:: Provided data

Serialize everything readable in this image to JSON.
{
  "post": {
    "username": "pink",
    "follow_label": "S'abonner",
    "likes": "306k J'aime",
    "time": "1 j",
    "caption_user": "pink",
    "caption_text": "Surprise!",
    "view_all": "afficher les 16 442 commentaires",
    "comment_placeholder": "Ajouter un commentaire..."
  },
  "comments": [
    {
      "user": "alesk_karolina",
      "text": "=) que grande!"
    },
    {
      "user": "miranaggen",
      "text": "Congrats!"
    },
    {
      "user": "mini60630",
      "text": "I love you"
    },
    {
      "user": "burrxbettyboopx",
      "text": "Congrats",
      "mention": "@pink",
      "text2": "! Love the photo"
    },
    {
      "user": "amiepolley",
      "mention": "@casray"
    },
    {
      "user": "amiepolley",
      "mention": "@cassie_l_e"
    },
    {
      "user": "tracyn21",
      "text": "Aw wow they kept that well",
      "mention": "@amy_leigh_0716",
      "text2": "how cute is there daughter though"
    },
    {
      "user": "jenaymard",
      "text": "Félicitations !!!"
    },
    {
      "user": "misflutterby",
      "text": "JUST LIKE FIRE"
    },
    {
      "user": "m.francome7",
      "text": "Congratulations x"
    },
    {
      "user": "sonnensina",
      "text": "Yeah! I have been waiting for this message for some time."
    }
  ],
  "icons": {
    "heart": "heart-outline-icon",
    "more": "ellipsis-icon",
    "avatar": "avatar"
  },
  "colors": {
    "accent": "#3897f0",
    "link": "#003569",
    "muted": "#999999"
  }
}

::::

- _Task requirements_:
Locate all lines holding the word "time", then copy them out.

- _Complete answer_:
    "time": "1 j",
      "text": "Yeah! I have been waiting for this message for some time."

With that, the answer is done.